Job: Reproduce the records below exactly as given.

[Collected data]
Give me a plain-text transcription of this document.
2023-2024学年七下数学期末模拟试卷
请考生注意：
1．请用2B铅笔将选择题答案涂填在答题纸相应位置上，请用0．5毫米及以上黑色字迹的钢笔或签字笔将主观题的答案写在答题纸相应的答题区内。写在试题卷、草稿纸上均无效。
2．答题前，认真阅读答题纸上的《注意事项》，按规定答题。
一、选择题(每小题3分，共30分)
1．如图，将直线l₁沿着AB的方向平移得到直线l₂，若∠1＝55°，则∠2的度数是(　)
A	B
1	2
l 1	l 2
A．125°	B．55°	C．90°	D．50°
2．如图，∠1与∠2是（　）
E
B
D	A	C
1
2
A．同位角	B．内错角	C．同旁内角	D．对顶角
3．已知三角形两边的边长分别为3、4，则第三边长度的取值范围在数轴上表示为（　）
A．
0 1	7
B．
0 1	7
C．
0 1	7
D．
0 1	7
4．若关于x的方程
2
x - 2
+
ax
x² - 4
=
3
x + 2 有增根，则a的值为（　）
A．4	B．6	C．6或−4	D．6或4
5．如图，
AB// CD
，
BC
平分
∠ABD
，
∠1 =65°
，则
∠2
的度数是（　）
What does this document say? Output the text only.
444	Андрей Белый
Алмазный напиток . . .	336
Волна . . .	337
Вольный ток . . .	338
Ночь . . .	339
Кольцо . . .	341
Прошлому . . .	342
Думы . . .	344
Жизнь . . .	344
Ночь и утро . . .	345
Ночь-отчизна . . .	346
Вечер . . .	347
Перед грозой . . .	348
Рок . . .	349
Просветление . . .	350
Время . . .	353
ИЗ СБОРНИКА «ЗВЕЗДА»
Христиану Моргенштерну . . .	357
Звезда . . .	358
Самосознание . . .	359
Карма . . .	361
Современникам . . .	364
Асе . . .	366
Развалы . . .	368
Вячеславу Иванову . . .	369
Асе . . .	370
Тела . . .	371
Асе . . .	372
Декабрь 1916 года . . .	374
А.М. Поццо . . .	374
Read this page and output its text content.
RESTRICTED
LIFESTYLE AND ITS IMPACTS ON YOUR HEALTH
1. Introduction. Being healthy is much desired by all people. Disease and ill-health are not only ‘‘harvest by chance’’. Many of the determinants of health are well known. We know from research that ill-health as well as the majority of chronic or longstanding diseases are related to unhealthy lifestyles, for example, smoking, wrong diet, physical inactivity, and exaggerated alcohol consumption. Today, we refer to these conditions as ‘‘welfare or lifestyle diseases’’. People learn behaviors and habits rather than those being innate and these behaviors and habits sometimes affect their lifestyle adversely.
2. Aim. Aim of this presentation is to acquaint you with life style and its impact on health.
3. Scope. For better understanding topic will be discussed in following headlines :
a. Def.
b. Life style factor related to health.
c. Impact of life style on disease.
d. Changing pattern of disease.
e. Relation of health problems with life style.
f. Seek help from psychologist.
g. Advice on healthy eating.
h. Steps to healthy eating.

Output for this exercise:
Give me a plain-text transcription of this document.
2023-2024学年七下数学期末模拟试卷
请考生注意：
1．请用2B铅笔将选择题答案涂填在答题纸相应位置上，请用0．5毫米及以上黑色字迹的钢笔或签字笔将主观题的答案写在答题纸相应的答题区内。写在试题卷、草稿纸上均无效。
2．答题前，认真阅读答题纸上的《注意事项》，按规定答题。
一、选择题(每小题3分，共30分)
1．如图，将直线l₁沿着AB的方向平移得到直线l₂，若∠1＝55°，则∠2的度数是(　)
A	B
1	2
l 1	l 2
A．125°	B．55°	C．90°	D．50°
2．如图，∠1与∠2是（　）
E
B
D	A	C
1
2
A．同位角	B．内错角	C．同旁内角	D．对顶角
3．已知三角形两边的边长分别为3、4，则第三边长度的取值范围在数轴上表示为（　）
A．
0 1	7
B．
0 1	7
C．
0 1	7
D．
0 1	7
4．若关于x的方程
2
x - 2
+
ax
x² - 4
=
3
x + 2 有增根，则a的值为（　）
A．4	B．6	C．6或−4	D．6或4
5．如图，
AB// CD
，
BC
平分
∠ABD
，
∠1 =65°
，则
∠2
的度数是（　）
What does this document say? Output the text only.
444	Андрей Белый
Алмазный напиток . . .	336
Волна . . .	337
Вольный ток . . .	338
Ночь . . .	339
Кольцо . . .	341
Прошлому . . .	342
Думы . . .	344
Жизнь . . .	344
Ночь и утро . . .	345
Ночь-отчизна . . .	346
Вечер . . .	347
Перед грозой . . .	348
Рок . . .	349
Просветление . . .	350
Время . . .	353
ИЗ СБОРНИКА «ЗВЕЗДА»
Христиану Моргенштерну . . .	357
Звезда . . .	358
Самосознание . . .	359
Карма . . .	361
Современникам . . .	364
Асе . . .	366
Развалы . . .	368
Вячеславу Иванову . . .	369
Асе . . .	370
Тела . . .	371
Асе . . .	372
Декабрь 1916 года . . .	374
А.М. Поццо . . .	374
Read this page and output its text content.
RESTRICTED
LIFESTYLE AND ITS IMPACTS ON YOUR HEALTH
1. Introduction. Being healthy is much desired by all people. Disease and ill-health are not only ‘‘harvest by chance’’. Many of the determinants of health are well known. We know from research that ill-health as well as the majority of chronic or longstanding diseases are related to unhealthy lifestyles, for example, smoking, wrong diet, physical inactivity, and exaggerated alcohol consumption. Today, we refer to these conditions as ‘‘welfare or lifestyle diseases’’. People learn behaviors and habits rather than those being innate and these behaviors and habits sometimes affect their lifestyle adversely.
2. Aim. Aim of this presentation is to acquaint you with life style and its impact on health.
3. Scope. For better understanding topic will be discussed in following headlines :
a. Def.
b. Life style factor related to health.
c. Impact of life style on disease.
d. Changing pattern of disease.
e. Relation of health problems with life style.
f. Seek help from psychologist.
g. Advice on healthy eating.
h. Steps to healthy eating.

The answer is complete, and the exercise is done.